WHAT YOU ARE ASKED TO DO
Omit every picture while repeating the entries exactly.

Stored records

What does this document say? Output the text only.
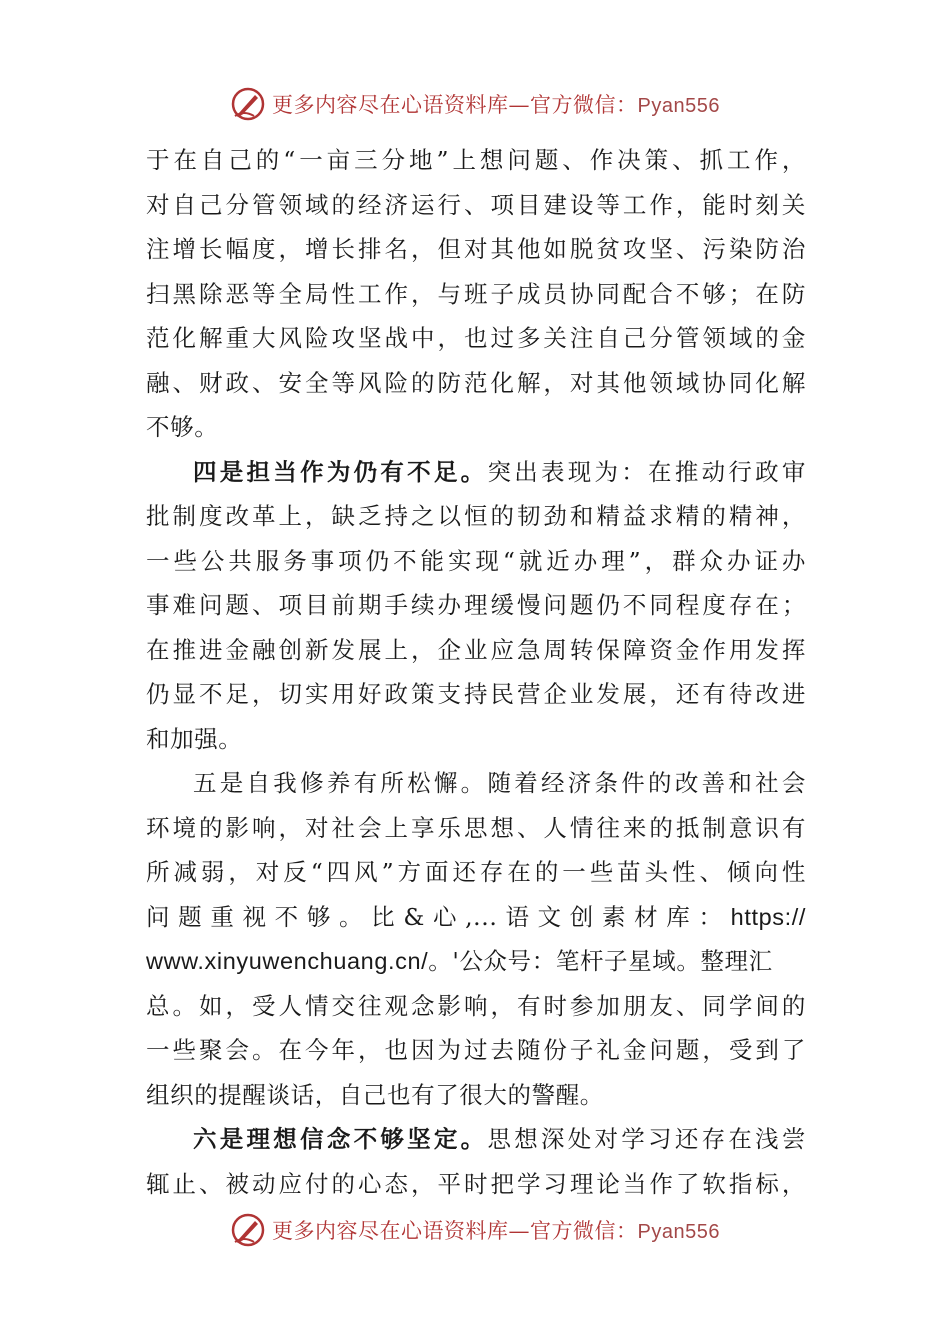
更多内容尽在心语资料库—官方微信：Pyan556
于在自己的“一亩三分地”上想问题、作决策、抓工作，
对自己分管领域的经济运行、项目建设等工作，能时刻关
注增长幅度，增长排名，但对其他如脱贫攻坚、污染防治
扫黑除恶等全局性工作，与班子成员协同配合不够；在防
范化解重大风险攻坚战中，也过多关注自己分管领域的金
融、财政、安全等风险的防范化解，对其他领域协同化解
不够。
四是担当作为仍有不足。突出表现为：在推动行政审
批制度改革上，缺乏持之以恒的韧劲和精益求精的精神，
一些公共服务事项仍不能实现“就近办理”，群众办证办
事难问题、项目前期手续办理缓慢问题仍不同程度存在；
在推进金融创新发展上，企业应急周转保障资金作用发挥
仍显不足，切实用好政策支持民营企业发展，还有待改进
和加强。
五是自我修养有所松懈。随着经济条件的改善和社会
环境的影响，对社会上享乐思想、人情往来的抵制意识有
所减弱，对反“四风”方面还存在的一些苗头性、倾向性
问题重视不够。比&心,...语文创素材库：https://
www.xinyuwenchuang.cn/。'公众号：笔杆子星域。整理汇
总。如，受人情交往观念影响，有时参加朋友、同学间的
一些聚会。在今年，也因为过去随份子礼金问题，受到了
组织的提醒谈话，自己也有了很大的警醒。
六是理想信念不够坚定。思想深处对学习还存在浅尝
辄止、被动应付的心态，平时把学习理论当作了软指标，
更多内容尽在心语资料库—官方微信：Pyan556
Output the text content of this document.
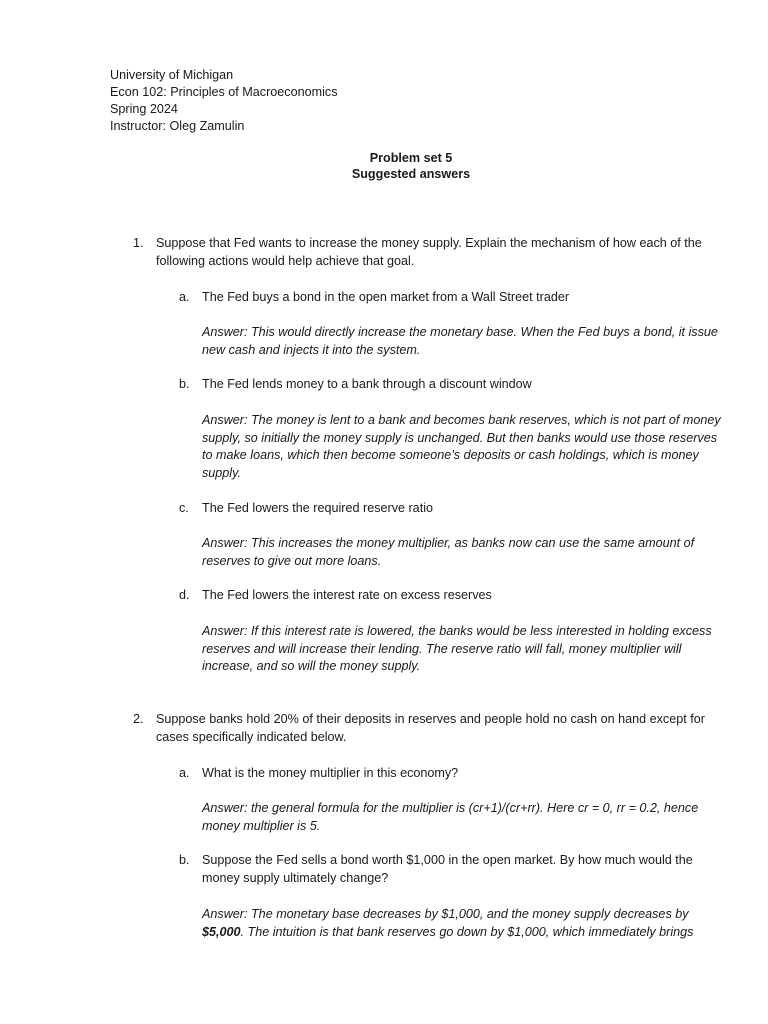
University of Michigan
Econ 102: Principles of Macroeconomics
Spring 2024
Instructor: Oleg Zamulin
Problem set 5
Suggested answers
1. Suppose that Fed wants to increase the money supply. Explain the mechanism of how each of the following actions would help achieve that goal.
a. The Fed buys a bond in the open market from a Wall Street trader
Answer: This would directly increase the monetary base. When the Fed buys a bond, it issue new cash and injects it into the system.
b. The Fed lends money to a bank through a discount window
Answer: The money is lent to a bank and becomes bank reserves, which is not part of money supply, so initially the money supply is unchanged. But then banks would use those reserves to make loans, which then become someone’s deposits or cash holdings, which is money supply.
c. The Fed lowers the required reserve ratio
Answer: This increases the money multiplier, as banks now can use the same amount of reserves to give out more loans.
d. The Fed lowers the interest rate on excess reserves
Answer: If this interest rate is lowered, the banks would be less interested in holding excess reserves and will increase their lending. The reserve ratio will fall, money multiplier will increase, and so will the money supply.
2. Suppose banks hold 20% of their deposits in reserves and people hold no cash on hand except for cases specifically indicated below.
a. What is the money multiplier in this economy?
Answer: the general formula for the multiplier is (cr+1)/(cr+rr). Here cr = 0, rr = 0.2, hence money multiplier is 5.
b. Suppose the Fed sells a bond worth $1,000 in the open market. By how much would the money supply ultimately change?
Answer: The monetary base decreases by $1,000, and the money supply decreases by $5,000. The intuition is that bank reserves go down by $1,000, which immediately brings
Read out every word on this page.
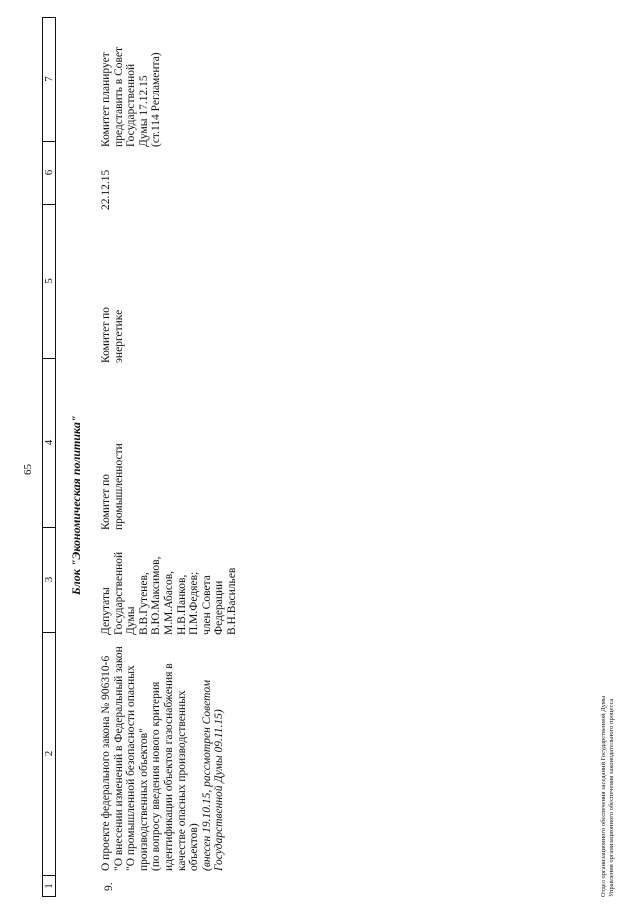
65
1
2
3
4
5
6
7
Блок "Экономическая политика"
9.
О проекте федерального закона № 906310-6 "О внесении изменений в Федеральный закон "О промышленной безопасности опасных производственных объектов" (по вопросу введения нового критерия идентификации объектов газоснабжения в качестве опасных производственных объектов) (внесен 19.10.15, рассмотрен Советом Государственной Думы 09.11.15)
Депутаты Государственной Думы В.В.Гутенев, В.Ю.Максимов, М.М.Абасов, Н.В.Панков, П.М.Федяев; член Совета Федерации В.Н.Васильев
Комитет по промышленности
Комитет по энергетике
22.12.15
Комитет планирует представить в Совет Государственной Думы 17.12.15 (ст.114 Регламента)
Отдел организационного обеспечения заседаний Государственной Думы Управления организационного обеспечения законодательного процесса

FINAL RESULT
What does this document say? Output the text only.
更多内容尽在心语资料库—官方微信：Pyan556
于在自己的“一亩三分地”上想问题、作决策、抓工作，
对自己分管领域的经济运行、项目建设等工作，能时刻关
注增长幅度，增长排名，但对其他如脱贫攻坚、污染防治
扫黑除恶等全局性工作，与班子成员协同配合不够；在防
范化解重大风险攻坚战中，也过多关注自己分管领域的金
融、财政、安全等风险的防范化解，对其他领域协同化解
不够。
四是担当作为仍有不足。突出表现为：在推动行政审
批制度改革上，缺乏持之以恒的韧劲和精益求精的精神，
一些公共服务事项仍不能实现“就近办理”，群众办证办
事难问题、项目前期手续办理缓慢问题仍不同程度存在；
在推进金融创新发展上，企业应急周转保障资金作用发挥
仍显不足，切实用好政策支持民营企业发展，还有待改进
和加强。
五是自我修养有所松懈。随着经济条件的改善和社会
环境的影响，对社会上享乐思想、人情往来的抵制意识有
所减弱，对反“四风”方面还存在的一些苗头性、倾向性
问题重视不够。比&心,...语文创素材库：https://
www.xinyuwenchuang.cn/。'公众号：笔杆子星域。整理汇
总。如，受人情交往观念影响，有时参加朋友、同学间的
一些聚会。在今年，也因为过去随份子礼金问题，受到了
组织的提醒谈话，自己也有了很大的警醒。
六是理想信念不够坚定。思想深处对学习还存在浅尝
辄止、被动应付的心态，平时把学习理论当作了软指标，
更多内容尽在心语资料库—官方微信：Pyan556
Output the text content of this document.
University of Michigan
Econ 102: Principles of Macroeconomics
Spring 2024
Instructor: Oleg Zamulin
Problem set 5
Suggested answers
1. Suppose that Fed wants to increase the money supply. Explain the mechanism of how each of the following actions would help achieve that goal.
a. The Fed buys a bond in the open market from a Wall Street trader
Answer: This would directly increase the monetary base. When the Fed buys a bond, it issue new cash and injects it into the system.
b. The Fed lends money to a bank through a discount window
Answer: The money is lent to a bank and becomes bank reserves, which is not part of money supply, so initially the money supply is unchanged. But then banks would use those reserves to make loans, which then become someone’s deposits or cash holdings, which is money supply.
c. The Fed lowers the required reserve ratio
Answer: This increases the money multiplier, as banks now can use the same amount of reserves to give out more loans.
d. The Fed lowers the interest rate on excess reserves
Answer: If this interest rate is lowered, the banks would be less interested in holding excess reserves and will increase their lending. The reserve ratio will fall, money multiplier will increase, and so will the money supply.
2. Suppose banks hold 20% of their deposits in reserves and people hold no cash on hand except for cases specifically indicated below.
a. What is the money multiplier in this economy?
Answer: the general formula for the multiplier is (cr+1)/(cr+rr). Here cr = 0, rr = 0.2, hence money multiplier is 5.
b. Suppose the Fed sells a bond worth $1,000 in the open market. By how much would the money supply ultimately change?
Answer: The monetary base decreases by $1,000, and the money supply decreases by $5,000. The intuition is that bank reserves go down by $1,000, which immediately brings
Read out every word on this page.
65
1
2
3
4
5
6
7
Блок "Экономическая политика"
9.
О проекте федерального закона № 906310-6 "О внесении изменений в Федеральный закон "О промышленной безопасности опасных производственных объектов" (по вопросу введения нового критерия идентификации объектов газоснабжения в качестве опасных производственных объектов) (внесен 19.10.15, рассмотрен Советом Государственной Думы 09.11.15)
Депутаты Государственной Думы В.В.Гутенев, В.Ю.Максимов, М.М.Абасов, Н.В.Панков, П.М.Федяев; член Совета Федерации В.Н.Васильев
Комитет по промышленности
Комитет по энергетике
22.12.15
Комитет планирует представить в Совет Государственной Думы 17.12.15 (ст.114 Регламента)
Отдел организационного обеспечения заседаний Государственной Думы Управления организационного обеспечения законодательного процесса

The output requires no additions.